Exercise description
State how many lines of the records contain the string "Одесский". Give the number alone.

=======

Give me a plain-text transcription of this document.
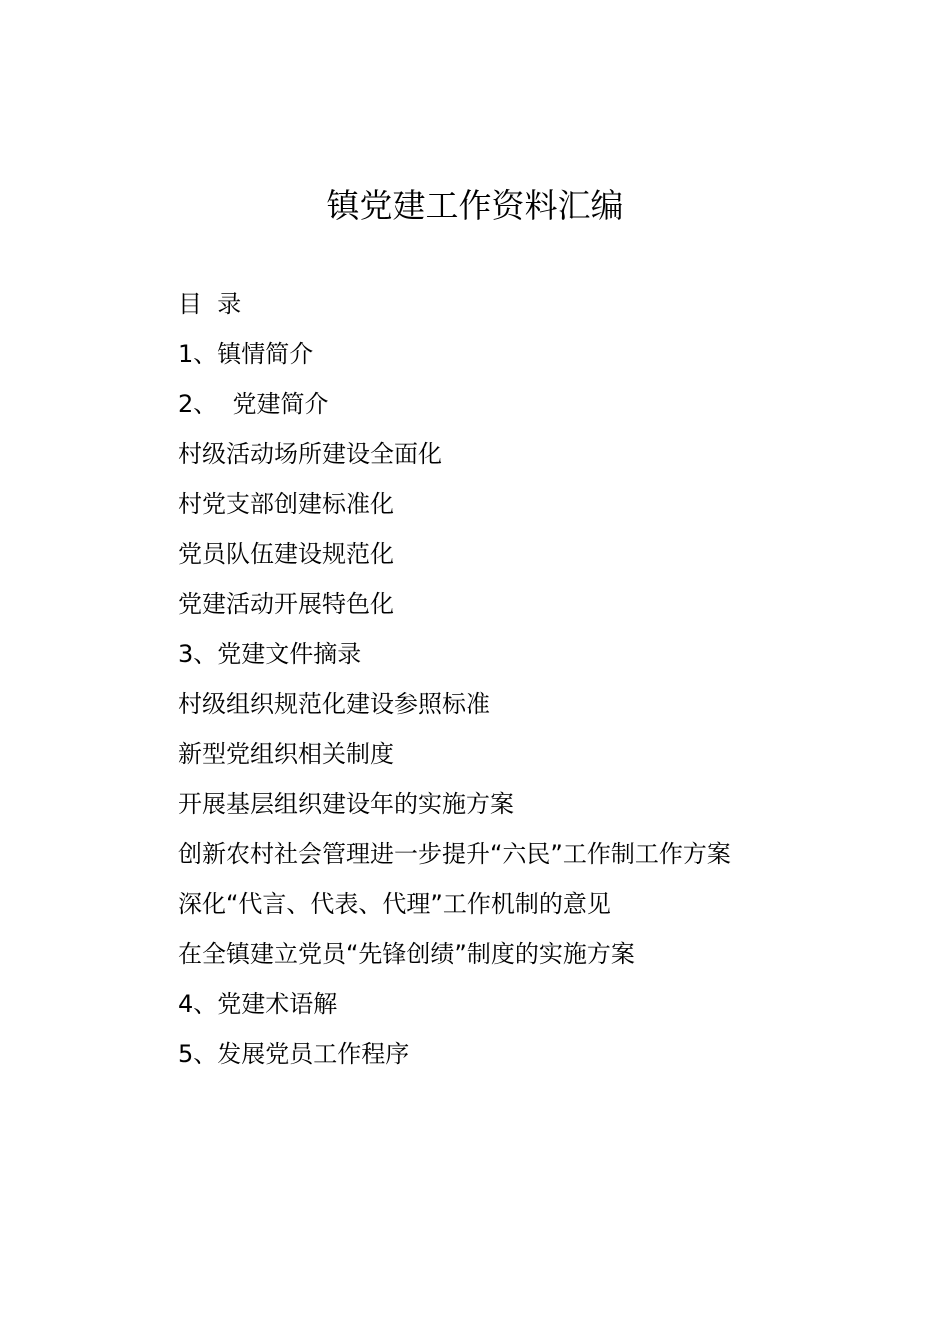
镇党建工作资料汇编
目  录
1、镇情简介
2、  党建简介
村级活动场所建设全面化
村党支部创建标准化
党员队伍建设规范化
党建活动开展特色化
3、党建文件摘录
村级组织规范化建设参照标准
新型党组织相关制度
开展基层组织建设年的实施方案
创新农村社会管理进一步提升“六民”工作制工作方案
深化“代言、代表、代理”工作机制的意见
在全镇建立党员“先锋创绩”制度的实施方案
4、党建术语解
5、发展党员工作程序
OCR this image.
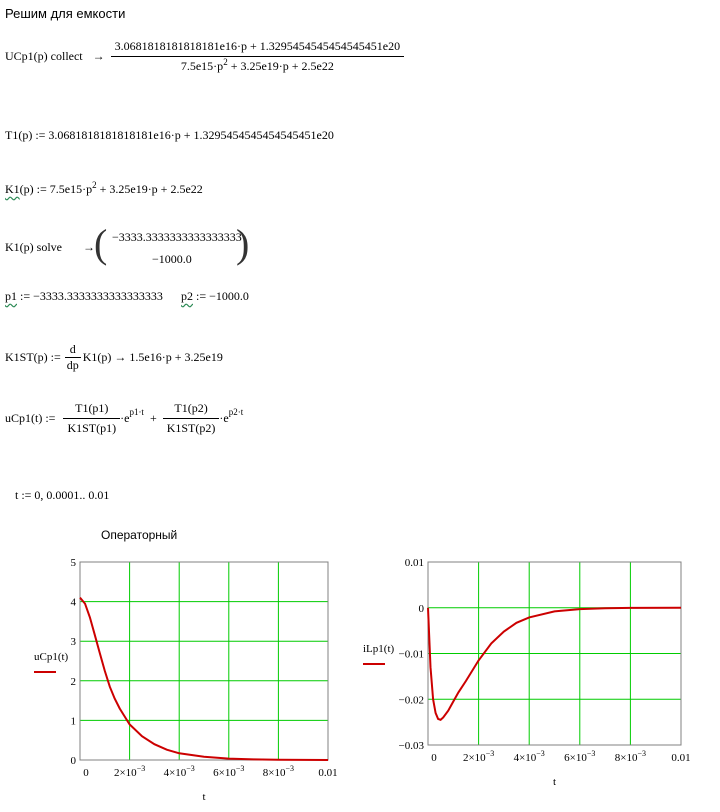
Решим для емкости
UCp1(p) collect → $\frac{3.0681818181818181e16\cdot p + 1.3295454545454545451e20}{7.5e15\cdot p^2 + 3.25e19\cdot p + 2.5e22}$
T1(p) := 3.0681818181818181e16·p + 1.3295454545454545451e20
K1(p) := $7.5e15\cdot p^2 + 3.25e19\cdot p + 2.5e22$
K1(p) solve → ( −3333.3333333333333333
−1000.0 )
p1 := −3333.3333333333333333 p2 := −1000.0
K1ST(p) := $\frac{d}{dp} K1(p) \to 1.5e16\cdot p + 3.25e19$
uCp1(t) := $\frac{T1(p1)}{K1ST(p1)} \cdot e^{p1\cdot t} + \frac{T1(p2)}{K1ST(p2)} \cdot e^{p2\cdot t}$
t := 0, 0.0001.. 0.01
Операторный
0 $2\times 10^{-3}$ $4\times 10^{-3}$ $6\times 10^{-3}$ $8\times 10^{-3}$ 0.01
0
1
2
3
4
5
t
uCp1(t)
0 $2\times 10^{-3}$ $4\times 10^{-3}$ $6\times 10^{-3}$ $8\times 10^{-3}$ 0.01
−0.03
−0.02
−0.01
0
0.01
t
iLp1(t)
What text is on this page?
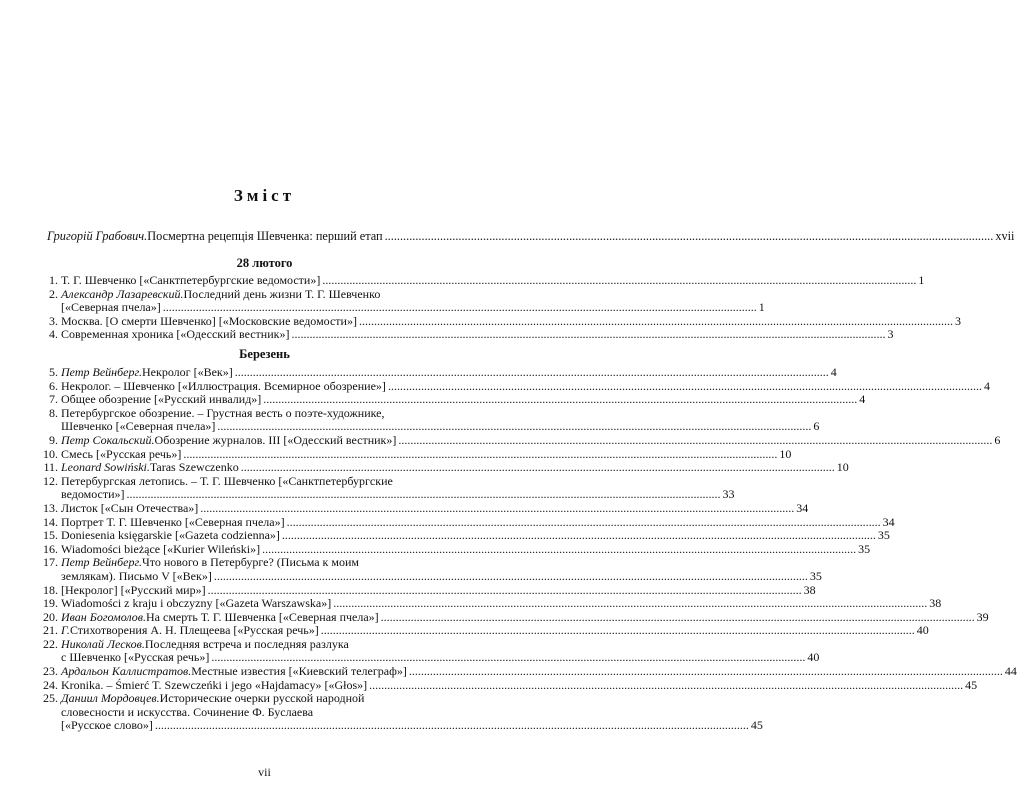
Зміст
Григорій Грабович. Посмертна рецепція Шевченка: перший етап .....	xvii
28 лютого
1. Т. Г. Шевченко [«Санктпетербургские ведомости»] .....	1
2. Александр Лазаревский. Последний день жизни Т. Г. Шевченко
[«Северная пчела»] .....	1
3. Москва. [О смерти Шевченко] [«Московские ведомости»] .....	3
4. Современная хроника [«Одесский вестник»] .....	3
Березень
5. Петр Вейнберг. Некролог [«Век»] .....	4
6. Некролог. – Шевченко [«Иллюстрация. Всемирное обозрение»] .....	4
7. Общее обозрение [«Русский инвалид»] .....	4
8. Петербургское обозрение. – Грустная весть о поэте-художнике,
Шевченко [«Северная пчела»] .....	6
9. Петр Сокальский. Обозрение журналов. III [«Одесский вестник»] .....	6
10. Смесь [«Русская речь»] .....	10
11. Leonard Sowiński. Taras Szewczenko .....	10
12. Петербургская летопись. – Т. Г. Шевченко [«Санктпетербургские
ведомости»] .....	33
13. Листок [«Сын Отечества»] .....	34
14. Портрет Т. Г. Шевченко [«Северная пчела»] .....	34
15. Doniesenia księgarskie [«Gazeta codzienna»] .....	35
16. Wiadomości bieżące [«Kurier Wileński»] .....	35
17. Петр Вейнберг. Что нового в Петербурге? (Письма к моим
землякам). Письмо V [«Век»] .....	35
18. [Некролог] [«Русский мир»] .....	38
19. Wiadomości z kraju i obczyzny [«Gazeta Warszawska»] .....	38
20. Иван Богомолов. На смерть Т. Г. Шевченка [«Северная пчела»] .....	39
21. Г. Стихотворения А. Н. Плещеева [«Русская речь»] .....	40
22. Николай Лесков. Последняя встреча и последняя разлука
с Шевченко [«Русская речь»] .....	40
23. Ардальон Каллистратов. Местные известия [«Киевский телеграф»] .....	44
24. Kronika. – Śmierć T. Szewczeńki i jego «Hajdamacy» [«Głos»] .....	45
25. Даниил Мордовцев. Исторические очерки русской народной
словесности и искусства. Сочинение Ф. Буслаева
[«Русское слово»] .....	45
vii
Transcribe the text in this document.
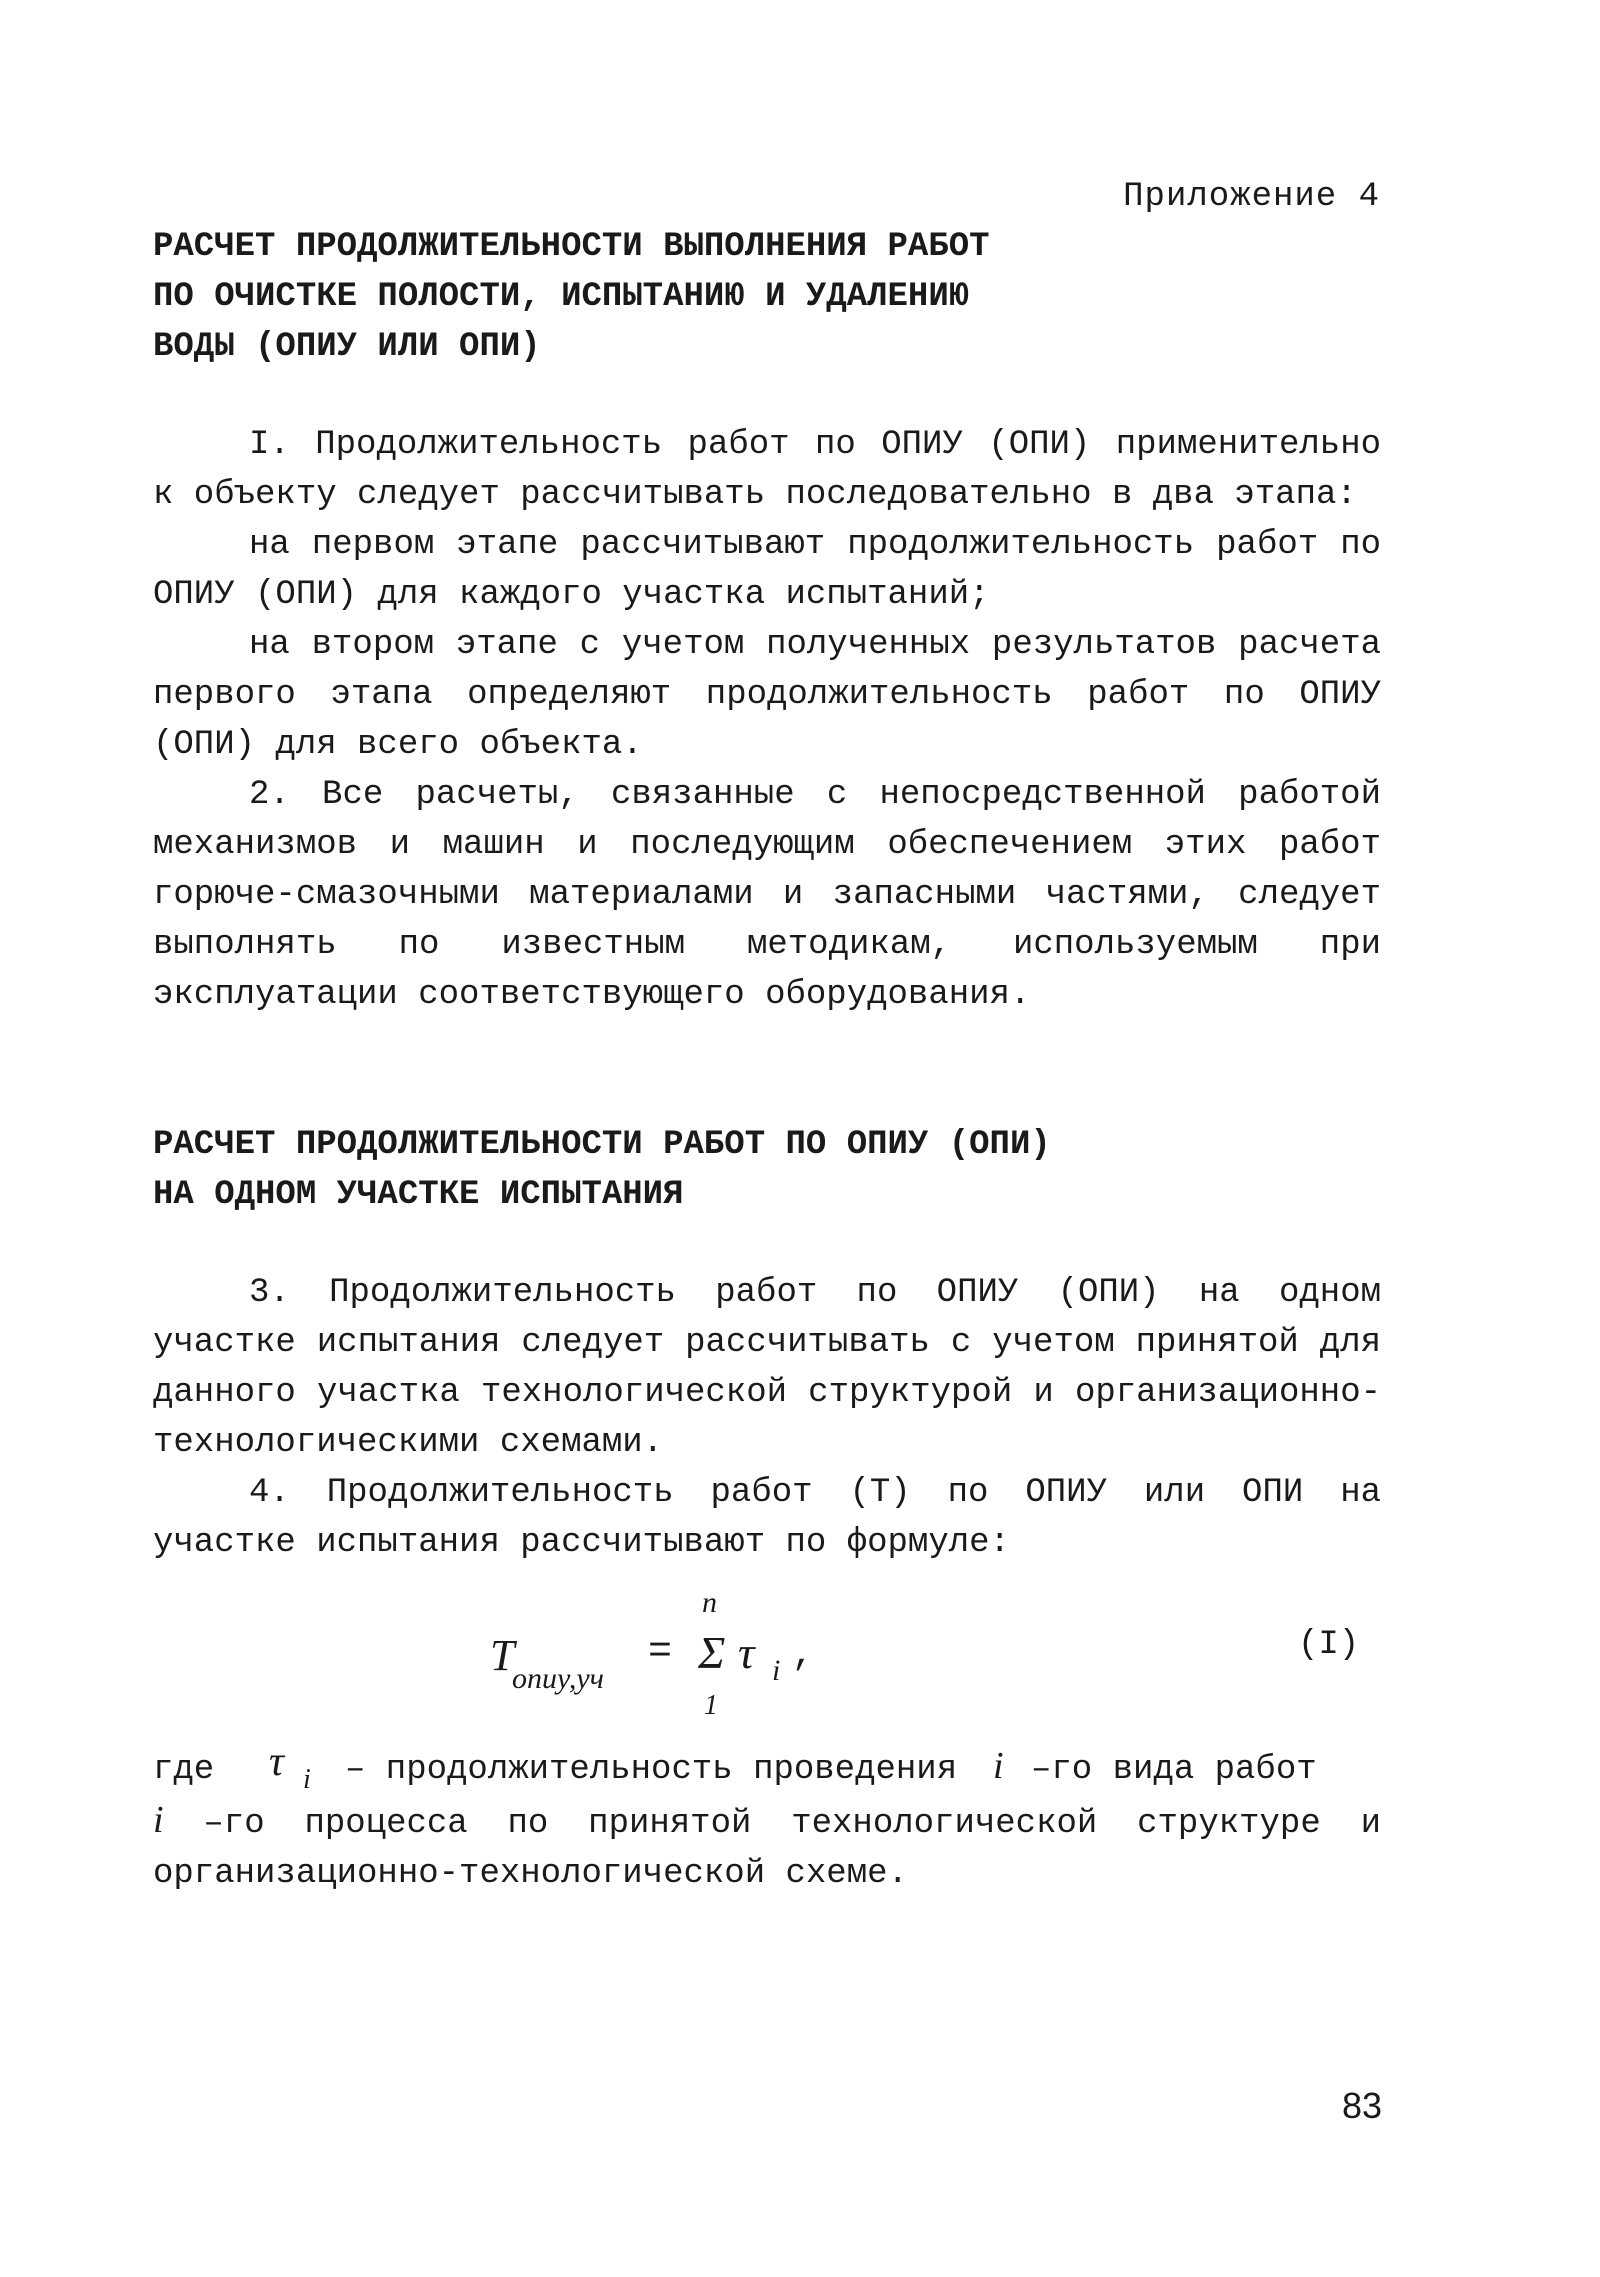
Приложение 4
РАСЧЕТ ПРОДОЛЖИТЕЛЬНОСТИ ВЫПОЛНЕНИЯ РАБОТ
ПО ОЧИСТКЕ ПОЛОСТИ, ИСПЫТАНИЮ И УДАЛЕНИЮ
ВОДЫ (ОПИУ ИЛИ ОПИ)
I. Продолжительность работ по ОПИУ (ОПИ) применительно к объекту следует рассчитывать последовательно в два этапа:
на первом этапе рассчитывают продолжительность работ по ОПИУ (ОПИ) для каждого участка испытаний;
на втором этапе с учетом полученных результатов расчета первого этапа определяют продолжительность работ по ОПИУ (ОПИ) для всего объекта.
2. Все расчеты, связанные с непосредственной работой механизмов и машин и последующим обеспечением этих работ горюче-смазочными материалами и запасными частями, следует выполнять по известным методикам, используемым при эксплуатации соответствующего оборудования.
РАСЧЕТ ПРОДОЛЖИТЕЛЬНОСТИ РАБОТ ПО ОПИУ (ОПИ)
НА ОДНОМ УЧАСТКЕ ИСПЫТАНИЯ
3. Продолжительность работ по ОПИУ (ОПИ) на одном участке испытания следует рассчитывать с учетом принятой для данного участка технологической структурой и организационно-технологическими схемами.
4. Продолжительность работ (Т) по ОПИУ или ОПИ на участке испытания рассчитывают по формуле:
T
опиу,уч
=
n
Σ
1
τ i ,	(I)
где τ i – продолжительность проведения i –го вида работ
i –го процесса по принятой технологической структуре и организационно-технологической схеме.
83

=======

Exercise result
2